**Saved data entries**

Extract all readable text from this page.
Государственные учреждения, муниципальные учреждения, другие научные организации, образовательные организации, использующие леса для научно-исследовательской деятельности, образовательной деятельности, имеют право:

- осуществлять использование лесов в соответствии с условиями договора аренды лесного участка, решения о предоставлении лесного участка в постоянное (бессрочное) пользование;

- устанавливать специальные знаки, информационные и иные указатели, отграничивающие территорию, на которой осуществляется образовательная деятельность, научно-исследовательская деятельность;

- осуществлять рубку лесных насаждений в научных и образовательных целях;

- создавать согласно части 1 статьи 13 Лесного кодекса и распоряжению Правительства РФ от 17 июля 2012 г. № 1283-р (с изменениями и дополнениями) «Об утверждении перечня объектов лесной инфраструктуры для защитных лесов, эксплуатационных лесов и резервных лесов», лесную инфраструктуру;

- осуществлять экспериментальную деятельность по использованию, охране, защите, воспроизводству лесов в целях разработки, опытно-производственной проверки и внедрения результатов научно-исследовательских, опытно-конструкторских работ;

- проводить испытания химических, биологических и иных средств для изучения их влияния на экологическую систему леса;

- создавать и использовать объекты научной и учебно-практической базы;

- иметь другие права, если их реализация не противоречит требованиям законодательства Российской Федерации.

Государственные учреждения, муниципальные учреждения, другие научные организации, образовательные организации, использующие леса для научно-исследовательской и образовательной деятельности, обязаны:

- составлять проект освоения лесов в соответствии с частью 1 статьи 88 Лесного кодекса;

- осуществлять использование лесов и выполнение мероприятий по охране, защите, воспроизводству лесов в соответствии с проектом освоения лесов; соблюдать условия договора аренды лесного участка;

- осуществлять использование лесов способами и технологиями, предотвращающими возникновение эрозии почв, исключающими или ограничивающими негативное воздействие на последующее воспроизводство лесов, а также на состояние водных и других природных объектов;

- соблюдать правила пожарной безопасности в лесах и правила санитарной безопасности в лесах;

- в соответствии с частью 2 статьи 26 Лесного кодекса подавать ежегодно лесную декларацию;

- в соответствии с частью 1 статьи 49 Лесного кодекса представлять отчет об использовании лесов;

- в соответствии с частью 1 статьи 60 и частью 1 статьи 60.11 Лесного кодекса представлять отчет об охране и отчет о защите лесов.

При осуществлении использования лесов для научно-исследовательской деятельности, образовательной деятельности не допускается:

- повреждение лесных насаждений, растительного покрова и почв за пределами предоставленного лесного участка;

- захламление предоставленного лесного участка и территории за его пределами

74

**Task details**
Output all of the data again, exactly.

**The response**
Extract all readable text from this page.
Государственные учреждения, муниципальные учреждения, другие научные организации, образовательные организации, использующие леса для научно-исследовательской деятельности, образовательной деятельности, имеют право:

- осуществлять использование лесов в соответствии с условиями договора аренды лесного участка, решения о предоставлении лесного участка в постоянное (бессрочное) пользование;

- устанавливать специальные знаки, информационные и иные указатели, отграничивающие территорию, на которой осуществляется образовательная деятельность, научно-исследовательская деятельность;

- осуществлять рубку лесных насаждений в научных и образовательных целях;

- создавать согласно части 1 статьи 13 Лесного кодекса и распоряжению Правительства РФ от 17 июля 2012 г. № 1283-р (с изменениями и дополнениями) «Об утверждении перечня объектов лесной инфраструктуры для защитных лесов, эксплуатационных лесов и резервных лесов», лесную инфраструктуру;

- осуществлять экспериментальную деятельность по использованию, охране, защите, воспроизводству лесов в целях разработки, опытно-производственной проверки и внедрения результатов научно-исследовательских, опытно-конструкторских работ;

- проводить испытания химических, биологических и иных средств для изучения их влияния на экологическую систему леса;

- создавать и использовать объекты научной и учебно-практической базы;

- иметь другие права, если их реализация не противоречит требованиям законодательства Российской Федерации.

Государственные учреждения, муниципальные учреждения, другие научные организации, образовательные организации, использующие леса для научно-исследовательской и образовательной деятельности, обязаны:

- составлять проект освоения лесов в соответствии с частью 1 статьи 88 Лесного кодекса;

- осуществлять использование лесов и выполнение мероприятий по охране, защите, воспроизводству лесов в соответствии с проектом освоения лесов; соблюдать условия договора аренды лесного участка;

- осуществлять использование лесов способами и технологиями, предотвращающими возникновение эрозии почв, исключающими или ограничивающими негативное воздействие на последующее воспроизводство лесов, а также на состояние водных и других природных объектов;

- соблюдать правила пожарной безопасности в лесах и правила санитарной безопасности в лесах;

- в соответствии с частью 2 статьи 26 Лесного кодекса подавать ежегодно лесную декларацию;

- в соответствии с частью 1 статьи 49 Лесного кодекса представлять отчет об использовании лесов;

- в соответствии с частью 1 статьи 60 и частью 1 статьи 60.11 Лесного кодекса представлять отчет об охране и отчет о защите лесов.

При осуществлении использования лесов для научно-исследовательской деятельности, образовательной деятельности не допускается:

- повреждение лесных насаждений, растительного покрова и почв за пределами предоставленного лесного участка;

- захламление предоставленного лесного участка и территории за его пределами

74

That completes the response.